- _Written task_:
Your task is to repeat the lines below exactly, excluding any pictures they contain.

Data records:

===============

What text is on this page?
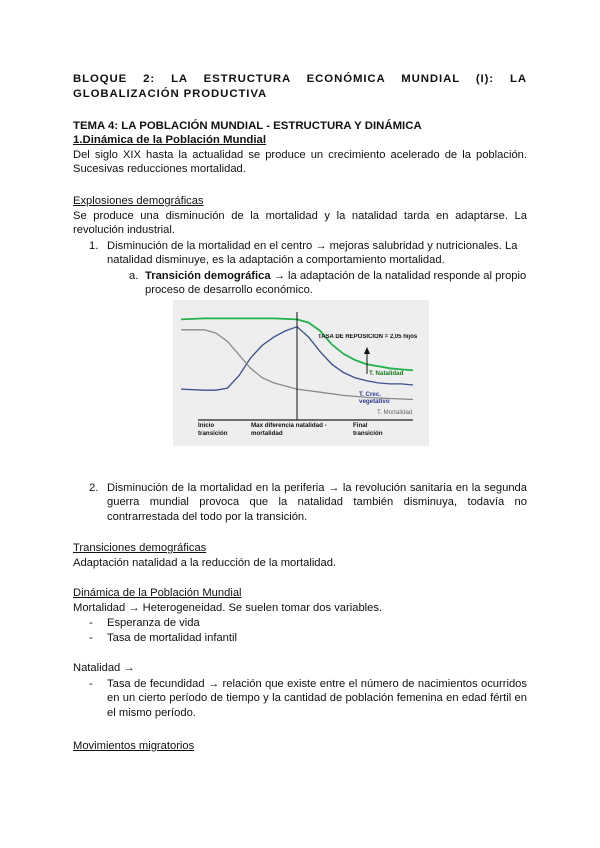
BLOQUE 2: LA ESTRUCTURA ECONÓMICA MUNDIAL (I): LA GLOBALIZACIÓN PRODUCTIVA
TEMA 4: LA POBLACIÓN MUNDIAL - ESTRUCTURA Y DINÁMICA
1.Dinámica de la Población Mundial
Del siglo XIX hasta la actualidad se produce un crecimiento acelerado de la población. Sucesivas reducciones mortalidad.
Explosiones demográficas
Se produce una disminución de la mortalidad y la natalidad tarda en adaptarse. La revolución industrial.
1. Disminución de la mortalidad en el centro → mejoras salubridad y nutricionales. La natalidad disminuye, es la adaptación a comportamiento mortalidad.
a. Transición demográfica → la adaptación de la natalidad responde al propio proceso de desarrollo económico.
TASA DE REPOSICIÓN = 2,05 hijos
T. Natalidad
T. Crec. vegetativo
T. Mortalidad
Inicio transición
Max diferencia natalidad - mortalidad
Final transición
2. Disminución de la mortalidad en la periferia → la revolución sanitaria en la segunda guerra mundial provoca que la natalidad también disminuya, todavía no contrarrestada del todo por la transición.
Transiciones demográficas
Adaptación natalidad a la reducción de la mortalidad.
Dinámica de la Población Mundial
Mortalidad → Heterogeneidad. Se suelen tomar dos variables.
- Esperanza de vida
- Tasa de mortalidad infantil
Natalidad →
- Tasa de fecundidad → relación que existe entre el número de nacimientos ocurridos en un cierto período de tiempo y la cantidad de población femenina en edad fértil en el mismo período.
Movimientos migratorios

===============

- _Exercise result_:
What text is on this page?
BLOQUE 2: LA ESTRUCTURA ECONÓMICA MUNDIAL (I): LA GLOBALIZACIÓN PRODUCTIVA
TEMA 4: LA POBLACIÓN MUNDIAL - ESTRUCTURA Y DINÁMICA
1.Dinámica de la Población Mundial
Del siglo XIX hasta la actualidad se produce un crecimiento acelerado de la población. Sucesivas reducciones mortalidad.
Explosiones demográficas
Se produce una disminución de la mortalidad y la natalidad tarda en adaptarse. La revolución industrial.
1. Disminución de la mortalidad en el centro → mejoras salubridad y nutricionales. La natalidad disminuye, es la adaptación a comportamiento mortalidad.
a. Transición demográfica → la adaptación de la natalidad responde al propio proceso de desarrollo económico.
TASA DE REPOSICIÓN = 2,05 hijos
T. Natalidad
T. Crec. vegetativo
T. Mortalidad
Inicio transición
Max diferencia natalidad - mortalidad
Final transición
2. Disminución de la mortalidad en la periferia → la revolución sanitaria en la segunda guerra mundial provoca que la natalidad también disminuya, todavía no contrarrestada del todo por la transición.
Transiciones demográficas
Adaptación natalidad a la reducción de la mortalidad.
Dinámica de la Población Mundial
Mortalidad → Heterogeneidad. Se suelen tomar dos variables.
- Esperanza de vida
- Tasa de mortalidad infantil
Natalidad →
- Tasa de fecundidad → relación que existe entre el número de nacimientos ocurridos en un cierto período de tiempo y la cantidad de población femenina en edad fértil en el mismo período.
Movimientos migratorios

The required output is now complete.